■ **Given task**: Every entry below should be printed exactly, without its images.

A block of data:
============================================================
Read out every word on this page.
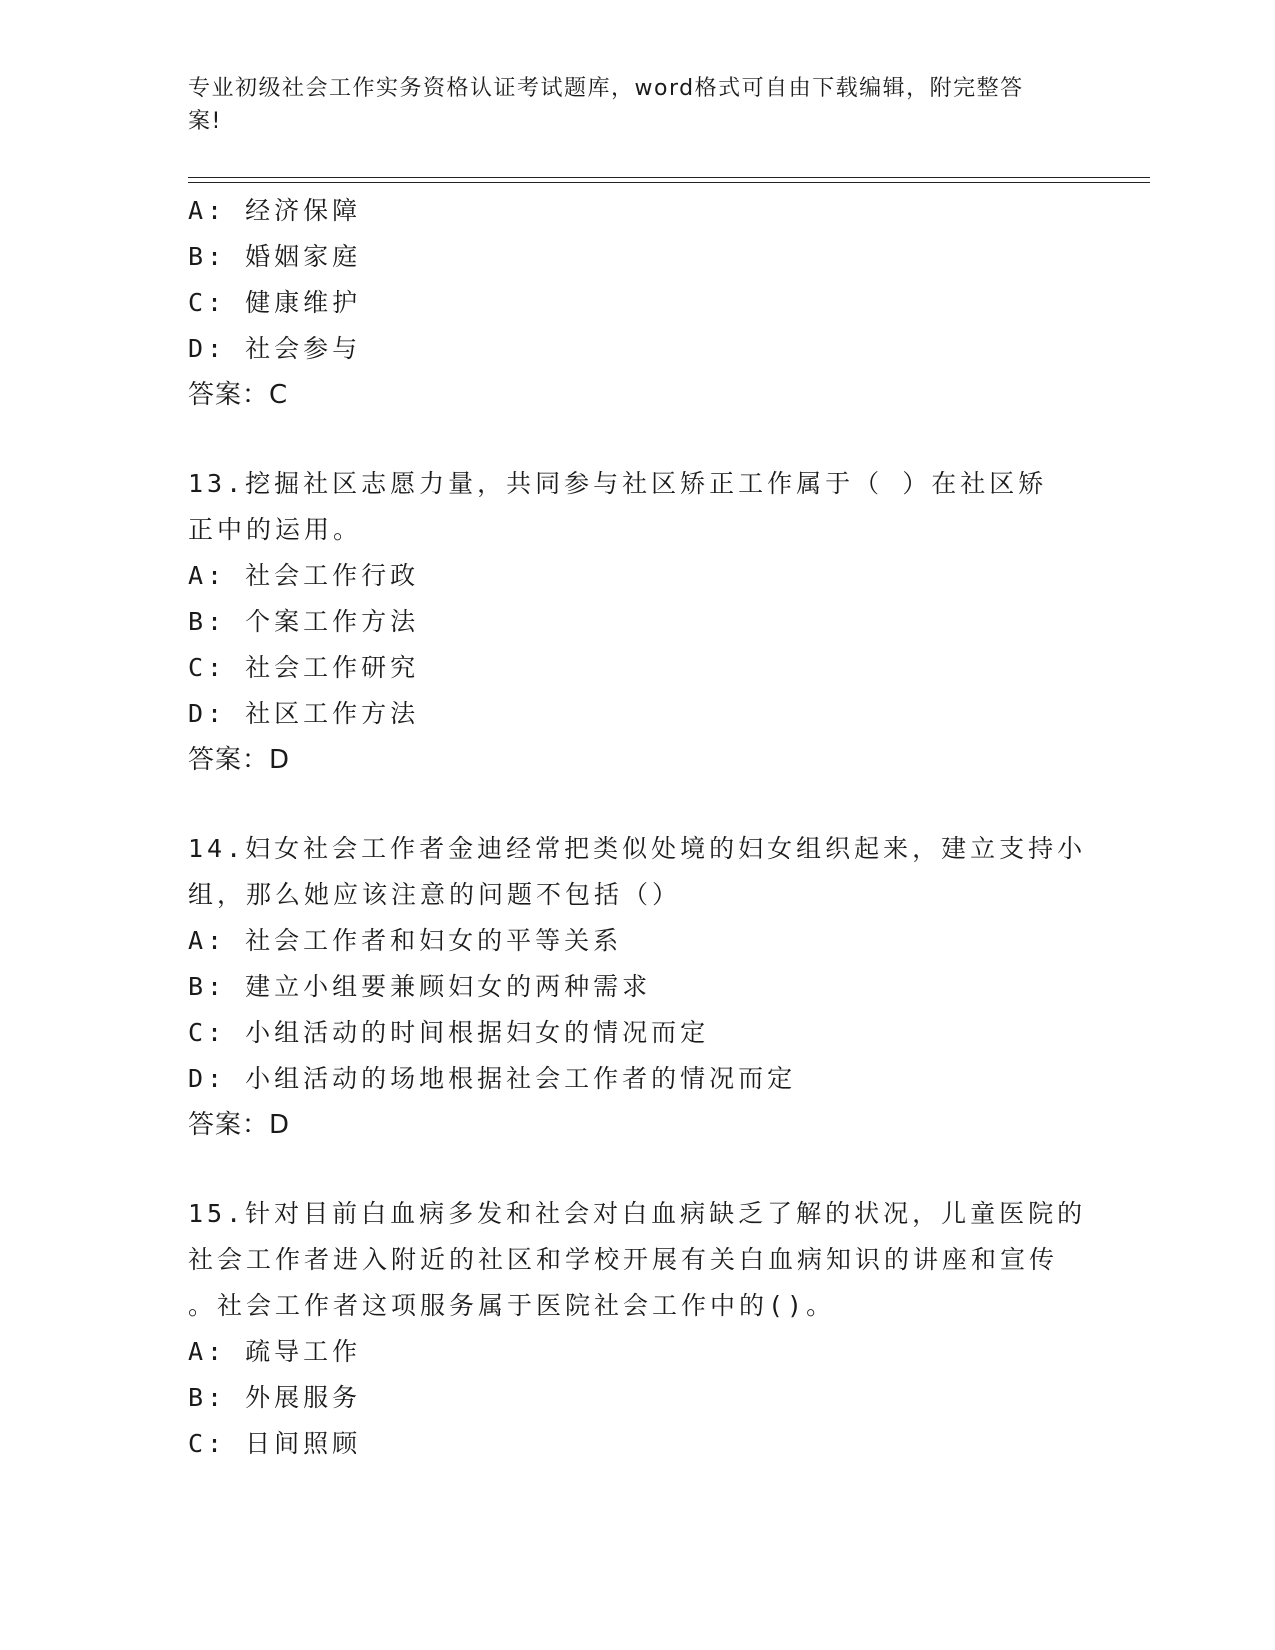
专业初级社会工作实务资格认证考试题库，word格式可自由下载编辑，附完整答
案!
A: 经济保障
B: 婚姻家庭
C: 健康维护
D: 社会参与
答案：C
13.挖掘社区志愿力量，共同参与社区矫正工作属于（ ）在社区矫
正中的运用。
A: 社会工作行政
B: 个案工作方法
C: 社会工作研究
D: 社区工作方法
答案：D
14.妇女社会工作者金迪经常把类似处境的妇女组织起来，建立支持小
组，那么她应该注意的问题不包括（）
A: 社会工作者和妇女的平等关系
B: 建立小组要兼顾妇女的两种需求
C: 小组活动的时间根据妇女的情况而定
D: 小组活动的场地根据社会工作者的情况而定
答案：D
15.针对目前白血病多发和社会对白血病缺乏了解的状况，儿童医院的
社会工作者进入附近的社区和学校开展有关白血病知识的讲座和宣传
。社会工作者这项服务属于医院社会工作中的()。
A: 疏导工作
B: 外展服务
C: 日间照顾
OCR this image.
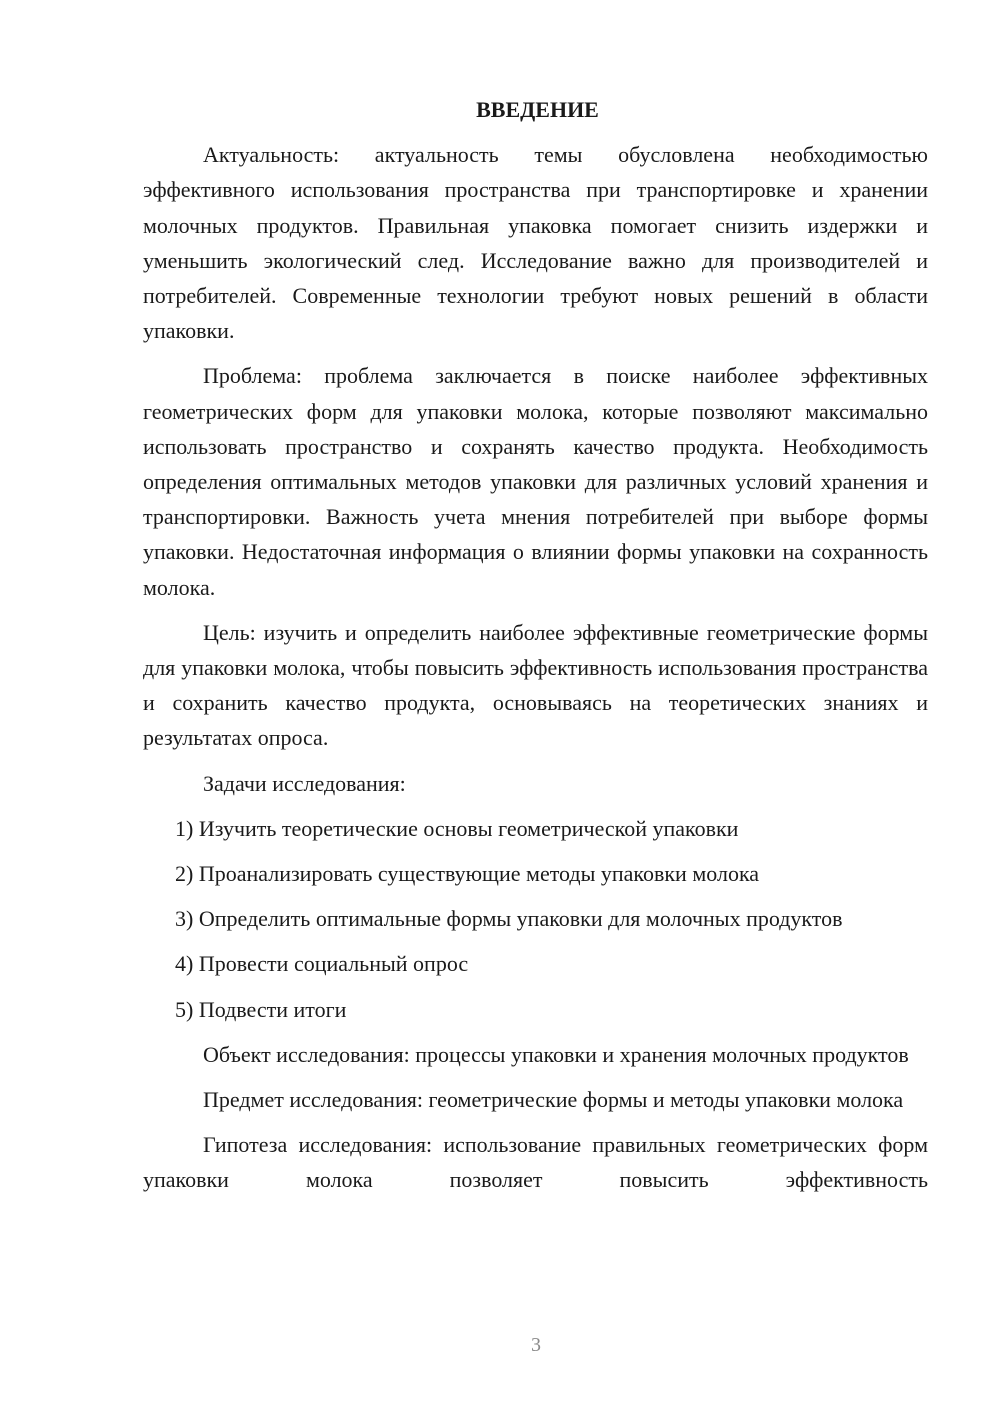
ВВЕДЕНИЕ

Актуальность: актуальность темы обусловлена необходимостью эффективного использования пространства при транспортировке и хранении молочных продуктов. Правильная упаковка помогает снизить издержки и уменьшить экологический след. Исследование важно для производителей и потребителей. Современные технологии требуют новых решений в области упаковки.

Проблема: проблема заключается в поиске наиболее эффективных геометрических форм для упаковки молока, которые позволяют максимально использовать пространство и сохранять качество продукта. Необходимость определения оптимальных методов упаковки для различных условий хранения и транспортировки. Важность учета мнения потребителей при выборе формы упаковки. Недостаточная информация о влиянии формы упаковки на сохранность молока.

Цель: изучить и определить наиболее эффективные геометрические формы для упаковки молока, чтобы повысить эффективность использования пространства и сохранить качество продукта, основываясь на теоретических знаниях и результатах опроса.

Задачи исследования:

1) Изучить теоретические основы геометрической упаковки

2) Проанализировать существующие методы упаковки молока

3) Определить оптимальные формы упаковки для молочных продуктов

4) Провести социальный опрос

5) Подвести итоги

Объект исследования: процессы упаковки и хранения молочных продуктов

Предмет исследования: геометрические формы и методы упаковки молока

Гипотеза исследования: использование правильных геометрических форм упаковки молока позволяет повысить эффективность

3
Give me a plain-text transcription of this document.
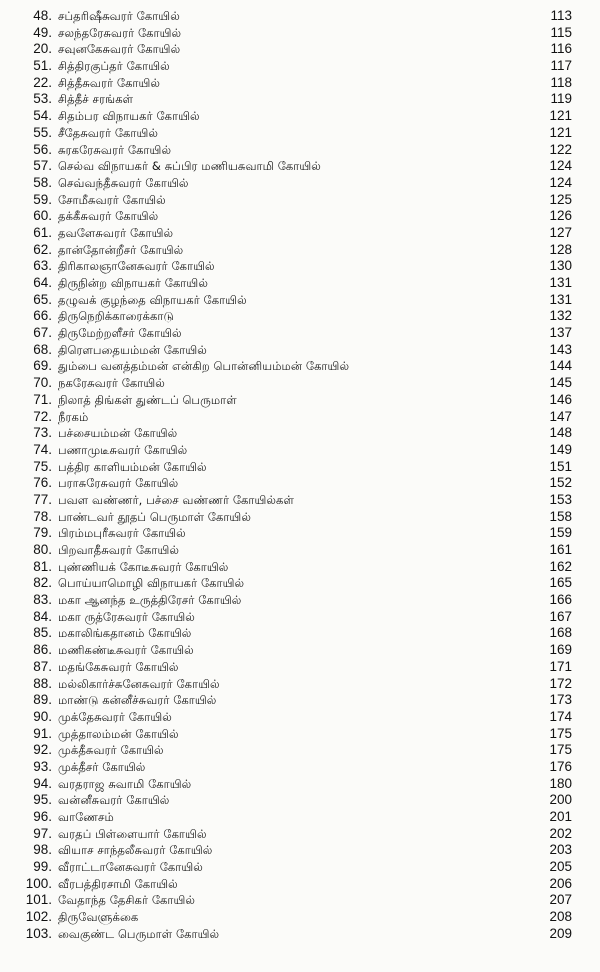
48. சப்தரிஷீசுவரர் கோயில்	113
49. சலந்தரேசுவரர் கோயில்	115
20. சவுனகேசுவரர் கோயில்	116
51. சித்திரகுப்தர் கோயில்	117
22. சித்தீசுவரர் கோயில்	118
53. சித்தீச் சரங்கள்	119
54. சிதம்பர விநாயகர் கோயில்	121
55. சீதேசுவரர் கோயில்	121
56. சுரகரேசுவரர் கோயில்	122
57. செல்வ விநாயகர் & சுப்பிர மணியசுவாமி கோயில்	124
58. செவ்வந்தீசுவரர் கோயில்	124
59. சோமீசுவரர் கோயில்	125
60. தக்கீசுவரர் கோயில்	126
61. தவளேசுவரர் கோயில்	127
62. தான்தோன்றீசர் கோயில்	128
63. திரிகாலஞானேசுவரர் கோயில்	130
64. திருநின்ற விநாயகர் கோயில்	131
65. தழுவக் குழந்தை விநாயகர் கோயில்	131
66. திருநெறிக்காரைக்காடு	132
67. திருமேற்றளீசர் கோயில்	137
68. திரௌபதையம்மன் கோயில்	143
69. தும்பை வனத்தம்மன் என்கிற பொன்னியம்மன் கோயில்	144
70. நகரேசுவரர் கோயில்	145
71. நிலாத் திங்கள் துண்டப் பெருமாள்	146
72. நீரகம்	147
73. பச்சையம்மன் கோயில்	148
74. பணாமுடீசுவரர் கோயில்	149
75. பத்திர காளியம்மன் கோயில்	151
76. பராசுரேசுவரர் கோயில்	152
77. பவள வண்ணர், பச்சை வண்ணர் கோயில்கள்	153
78. பாண்டவர் தூதப் பெருமாள் கோயில்	158
79. பிரம்மபுரீசுவரர் கோயில்	159
80. பிறவாதீசுவரர் கோயில்	161
81. புண்ணியக் கோடீசுவரர் கோயில்	162
82. பொய்யாமொழி விநாயகர் கோயில்	165
83. மகா ஆனந்த உருத்திரேசர் கோயில்	166
84. மகா ருத்ரேசுவரர் கோயில்	167
85. மகாலிங்கதானம் கோயில்	168
86. மணிகண்டீசுவரர் கோயில்	169
87. மதங்கேசுவரர் கோயில்	171
88. மல்லிகார்ச்சுனேசுவரர் கோயில்	172
89. மாண்டு கன்னீச்சுவரர் கோயில்	173
90. முக்தேசுவரர் கோயில்	174
91. முத்தாலம்மன் கோயில்	175
92. முக்தீசுவரர் கோயில்	175
93. முக்தீசர் கோயில்	176
94. வரதராஜ சுவாமி கோயில்	180
95. வன்னீசுவரர் கோயில்	200
96. வாணேசம்	201
97. வரதப் பிள்ளையார் கோயில்	202
98. வியாச சாந்தலீசுவரர் கோயில்	203
99. வீராட்டானேசுவரர் கோயில்	205
100. வீரபத்திரசாமி கோயில்	206
101. வேதாந்த தேசிகர் கோயில்	207
102. திருவேளுக்கை	208
103. வைகுண்ட பெருமாள் கோயில்	209
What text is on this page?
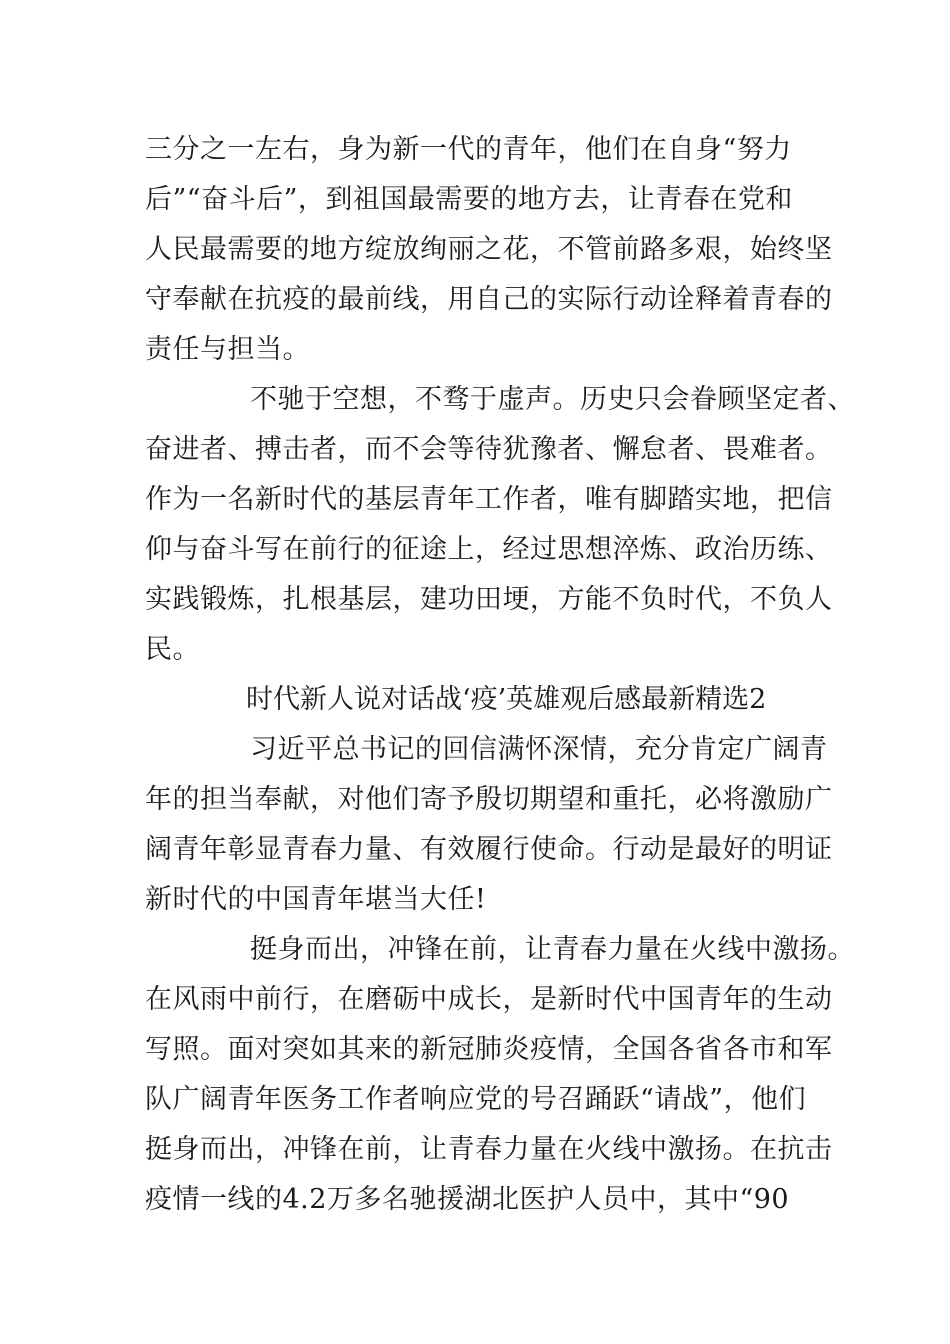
三分之一左右，身为新一代的青年，他们在自身“努力
后”“奋斗后”，到祖国最需要的地方去，让青春在党和
人民最需要的地方绽放绚丽之花，不管前路多艰，始终坚
守奉献在抗疫的最前线，用自己的实际行动诠释着青春的
责任与担当。
不驰于空想，不骛于虚声。历史只会眷顾坚定者、
奋进者、搏击者，而不会等待犹豫者、懈怠者、畏难者。
作为一名新时代的基层青年工作者，唯有脚踏实地，把信
仰与奋斗写在前行的征途上，经过思想淬炼、政治历练、
实践锻炼，扎根基层，建功田埂，方能不负时代，不负人
民。
时代新人说对话战‘疫’英雄观后感最新精选2
习近平总书记的回信满怀深情，充分肯定广阔青
年的担当奉献，对他们寄予殷切期望和重托，必将激励广
阔青年彰显青春力量、有效履行使命。行动是最好的明证
新时代的中国青年堪当大任!
挺身而出，冲锋在前，让青春力量在火线中激扬。
在风雨中前行，在磨砺中成长，是新时代中国青年的生动
写照。面对突如其来的新冠肺炎疫情，全国各省各市和军
队广阔青年医务工作者响应党的号召踊跃“请战”，他们
挺身而出，冲锋在前，让青春力量在火线中激扬。在抗击
疫情一线的4.2万多名驰援湖北医护人员中，其中“90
============================================================
■ **Result of this exercise**:
Read out every word on this page.
专业初级社会工作实务资格认证考试题库，word格式可自由下载编辑，附完整答
案!
A: 经济保障
B: 婚姻家庭
C: 健康维护
D: 社会参与
答案：C
13.挖掘社区志愿力量，共同参与社区矫正工作属于（ ）在社区矫
正中的运用。
A: 社会工作行政
B: 个案工作方法
C: 社会工作研究
D: 社区工作方法
答案：D
14.妇女社会工作者金迪经常把类似处境的妇女组织起来，建立支持小
组，那么她应该注意的问题不包括（）
A: 社会工作者和妇女的平等关系
B: 建立小组要兼顾妇女的两种需求
C: 小组活动的时间根据妇女的情况而定
D: 小组活动的场地根据社会工作者的情况而定
答案：D
15.针对目前白血病多发和社会对白血病缺乏了解的状况，儿童医院的
社会工作者进入附近的社区和学校开展有关白血病知识的讲座和宣传
。社会工作者这项服务属于医院社会工作中的()。
A: 疏导工作
B: 外展服务
C: 日间照顾
OCR this image.
ВВЕДЕНИЕ

Актуальность: актуальность темы обусловлена необходимостью эффективного использования пространства при транспортировке и хранении молочных продуктов. Правильная упаковка помогает снизить издержки и уменьшить экологический след. Исследование важно для производителей и потребителей. Современные технологии требуют новых решений в области упаковки.

Проблема: проблема заключается в поиске наиболее эффективных геометрических форм для упаковки молока, которые позволяют максимально использовать пространство и сохранять качество продукта. Необходимость определения оптимальных методов упаковки для различных условий хранения и транспортировки. Важность учета мнения потребителей при выборе формы упаковки. Недостаточная информация о влиянии формы упаковки на сохранность молока.

Цель: изучить и определить наиболее эффективные геометрические формы для упаковки молока, чтобы повысить эффективность использования пространства и сохранить качество продукта, основываясь на теоретических знаниях и результатах опроса.

Задачи исследования:

1) Изучить теоретические основы геометрической упаковки

2) Проанализировать существующие методы упаковки молока

3) Определить оптимальные формы упаковки для молочных продуктов

4) Провести социальный опрос

5) Подвести итоги

Объект исследования: процессы упаковки и хранения молочных продуктов

Предмет исследования: геометрические формы и методы упаковки молока

Гипотеза исследования: использование правильных геометрических форм упаковки молока позволяет повысить эффективность

3
Give me a plain-text transcription of this document.
48. சப்தரிஷீசுவரர் கோயில்	113
49. சலந்தரேசுவரர் கோயில்	115
20. சவுனகேசுவரர் கோயில்	116
51. சித்திரகுப்தர் கோயில்	117
22. சித்தீசுவரர் கோயில்	118
53. சித்தீச் சரங்கள்	119
54. சிதம்பர விநாயகர் கோயில்	121
55. சீதேசுவரர் கோயில்	121
56. சுரகரேசுவரர் கோயில்	122
57. செல்வ விநாயகர் & சுப்பிர மணியசுவாமி கோயில்	124
58. செவ்வந்தீசுவரர் கோயில்	124
59. சோமீசுவரர் கோயில்	125
60. தக்கீசுவரர் கோயில்	126
61. தவளேசுவரர் கோயில்	127
62. தான்தோன்றீசர் கோயில்	128
63. திரிகாலஞானேசுவரர் கோயில்	130
64. திருநின்ற விநாயகர் கோயில்	131
65. தழுவக் குழந்தை விநாயகர் கோயில்	131
66. திருநெறிக்காரைக்காடு	132
67. திருமேற்றளீசர் கோயில்	137
68. திரௌபதையம்மன் கோயில்	143
69. தும்பை வனத்தம்மன் என்கிற பொன்னியம்மன் கோயில்	144
70. நகரேசுவரர் கோயில்	145
71. நிலாத் திங்கள் துண்டப் பெருமாள்	146
72. நீரகம்	147
73. பச்சையம்மன் கோயில்	148
74. பணாமுடீசுவரர் கோயில்	149
75. பத்திர காளியம்மன் கோயில்	151
76. பராசுரேசுவரர் கோயில்	152
77. பவள வண்ணர், பச்சை வண்ணர் கோயில்கள்	153
78. பாண்டவர் தூதப் பெருமாள் கோயில்	158
79. பிரம்மபுரீசுவரர் கோயில்	159
80. பிறவாதீசுவரர் கோயில்	161
81. புண்ணியக் கோடீசுவரர் கோயில்	162
82. பொய்யாமொழி விநாயகர் கோயில்	165
83. மகா ஆனந்த உருத்திரேசர் கோயில்	166
84. மகா ருத்ரேசுவரர் கோயில்	167
85. மகாலிங்கதானம் கோயில்	168
86. மணிகண்டீசுவரர் கோயில்	169
87. மதங்கேசுவரர் கோயில்	171
88. மல்லிகார்ச்சுனேசுவரர் கோயில்	172
89. மாண்டு கன்னீச்சுவரர் கோயில்	173
90. முக்தேசுவரர் கோயில்	174
91. முத்தாலம்மன் கோயில்	175
92. முக்தீசுவரர் கோயில்	175
93. முக்தீசர் கோயில்	176
94. வரதராஜ சுவாமி கோயில்	180
95. வன்னீசுவரர் கோயில்	200
96. வாணேசம்	201
97. வரதப் பிள்ளையார் கோயில்	202
98. வியாச சாந்தலீசுவரர் கோயில்	203
99. வீராட்டானேசுவரர் கோயில்	205
100. வீரபத்திரசாமி கோயில்	206
101. வேதாந்த தேசிகர் கோயில்	207
102. திருவேளுக்கை	208
103. வைகுண்ட பெருமாள் கோயில்	209
What text is on this page?
三分之一左右，身为新一代的青年，他们在自身“努力
后”“奋斗后”，到祖国最需要的地方去，让青春在党和
人民最需要的地方绽放绚丽之花，不管前路多艰，始终坚
守奉献在抗疫的最前线，用自己的实际行动诠释着青春的
责任与担当。
不驰于空想，不骛于虚声。历史只会眷顾坚定者、
奋进者、搏击者，而不会等待犹豫者、懈怠者、畏难者。
作为一名新时代的基层青年工作者，唯有脚踏实地，把信
仰与奋斗写在前行的征途上，经过思想淬炼、政治历练、
实践锻炼，扎根基层，建功田埂，方能不负时代，不负人
民。
时代新人说对话战‘疫’英雄观后感最新精选2
习近平总书记的回信满怀深情，充分肯定广阔青
年的担当奉献，对他们寄予殷切期望和重托，必将激励广
阔青年彰显青春力量、有效履行使命。行动是最好的明证
新时代的中国青年堪当大任!
挺身而出，冲锋在前，让青春力量在火线中激扬。
在风雨中前行，在磨砺中成长，是新时代中国青年的生动
写照。面对突如其来的新冠肺炎疫情，全国各省各市和军
队广阔青年医务工作者响应党的号召踊跃“请战”，他们
挺身而出，冲锋在前，让青春力量在火线中激扬。在抗击
疫情一线的4.2万多名驰援湖北医护人员中，其中“90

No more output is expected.